→ EXERCISE TASK: A faithful transcription of all the data is required.

→ EXERCISE DATA:
****

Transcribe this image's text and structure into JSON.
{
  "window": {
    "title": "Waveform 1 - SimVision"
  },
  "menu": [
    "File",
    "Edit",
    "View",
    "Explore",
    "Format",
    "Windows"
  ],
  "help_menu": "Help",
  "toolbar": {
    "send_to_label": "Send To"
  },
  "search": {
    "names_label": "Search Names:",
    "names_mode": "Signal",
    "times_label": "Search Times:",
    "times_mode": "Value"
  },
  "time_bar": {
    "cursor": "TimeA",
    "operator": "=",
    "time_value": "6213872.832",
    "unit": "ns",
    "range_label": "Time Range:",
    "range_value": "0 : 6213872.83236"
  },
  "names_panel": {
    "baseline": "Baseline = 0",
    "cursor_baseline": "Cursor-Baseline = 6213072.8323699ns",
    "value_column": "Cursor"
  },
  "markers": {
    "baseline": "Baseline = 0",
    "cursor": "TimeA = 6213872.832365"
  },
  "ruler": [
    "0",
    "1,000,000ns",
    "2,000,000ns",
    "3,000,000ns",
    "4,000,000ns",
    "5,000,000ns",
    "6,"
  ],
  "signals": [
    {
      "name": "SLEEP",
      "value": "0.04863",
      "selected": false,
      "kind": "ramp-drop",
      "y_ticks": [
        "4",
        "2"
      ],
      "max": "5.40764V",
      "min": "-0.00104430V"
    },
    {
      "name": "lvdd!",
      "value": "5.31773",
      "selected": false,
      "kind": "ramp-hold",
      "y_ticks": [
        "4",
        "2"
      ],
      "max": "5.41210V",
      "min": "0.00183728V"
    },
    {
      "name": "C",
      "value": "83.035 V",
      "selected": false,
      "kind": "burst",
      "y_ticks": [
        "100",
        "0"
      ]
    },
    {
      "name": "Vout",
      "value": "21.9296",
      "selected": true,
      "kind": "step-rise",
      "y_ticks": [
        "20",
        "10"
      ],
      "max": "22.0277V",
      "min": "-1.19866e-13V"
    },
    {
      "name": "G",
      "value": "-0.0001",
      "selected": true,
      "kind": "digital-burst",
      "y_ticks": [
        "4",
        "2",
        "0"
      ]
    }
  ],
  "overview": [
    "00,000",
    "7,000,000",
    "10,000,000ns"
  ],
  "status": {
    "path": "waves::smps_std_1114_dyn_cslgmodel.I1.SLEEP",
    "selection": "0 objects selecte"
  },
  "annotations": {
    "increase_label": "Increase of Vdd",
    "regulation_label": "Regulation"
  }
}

****

→ RESPONSE:
Transcribe this image's text and structure into JSON.
{
  "window": {
    "title": "Waveform 1 - SimVision"
  },
  "menu": [
    "File",
    "Edit",
    "View",
    "Explore",
    "Format",
    "Windows"
  ],
  "help_menu": "Help",
  "toolbar": {
    "send_to_label": "Send To"
  },
  "search": {
    "names_label": "Search Names:",
    "names_mode": "Signal",
    "times_label": "Search Times:",
    "times_mode": "Value"
  },
  "time_bar": {
    "cursor": "TimeA",
    "operator": "=",
    "time_value": "6213872.832",
    "unit": "ns",
    "range_label": "Time Range:",
    "range_value": "0 : 6213872.83236"
  },
  "names_panel": {
    "baseline": "Baseline = 0",
    "cursor_baseline": "Cursor-Baseline = 6213072.8323699ns",
    "value_column": "Cursor"
  },
  "markers": {
    "baseline": "Baseline = 0",
    "cursor": "TimeA = 6213872.832365"
  },
  "ruler": [
    "0",
    "1,000,000ns",
    "2,000,000ns",
    "3,000,000ns",
    "4,000,000ns",
    "5,000,000ns",
    "6,"
  ],
  "signals": [
    {
      "name": "SLEEP",
      "value": "0.04863",
      "selected": false,
      "kind": "ramp-drop",
      "y_ticks": [
        "4",
        "2"
      ],
      "max": "5.40764V",
      "min": "-0.00104430V"
    },
    {
      "name": "lvdd!",
      "value": "5.31773",
      "selected": false,
      "kind": "ramp-hold",
      "y_ticks": [
        "4",
        "2"
      ],
      "max": "5.41210V",
      "min": "0.00183728V"
    },
    {
      "name": "C",
      "value": "83.035 V",
      "selected": false,
      "kind": "burst",
      "y_ticks": [
        "100",
        "0"
      ]
    },
    {
      "name": "Vout",
      "value": "21.9296",
      "selected": true,
      "kind": "step-rise",
      "y_ticks": [
        "20",
        "10"
      ],
      "max": "22.0277V",
      "min": "-1.19866e-13V"
    },
    {
      "name": "G",
      "value": "-0.0001",
      "selected": true,
      "kind": "digital-burst",
      "y_ticks": [
        "4",
        "2",
        "0"
      ]
    }
  ],
  "overview": [
    "00,000",
    "7,000,000",
    "10,000,000ns"
  ],
  "status": {
    "path": "waves::smps_std_1114_dyn_cslgmodel.I1.SLEEP",
    "selection": "0 objects selecte"
  },
  "annotations": {
    "increase_label": "Increase of Vdd",
    "regulation_label": "Regulation"
  }
}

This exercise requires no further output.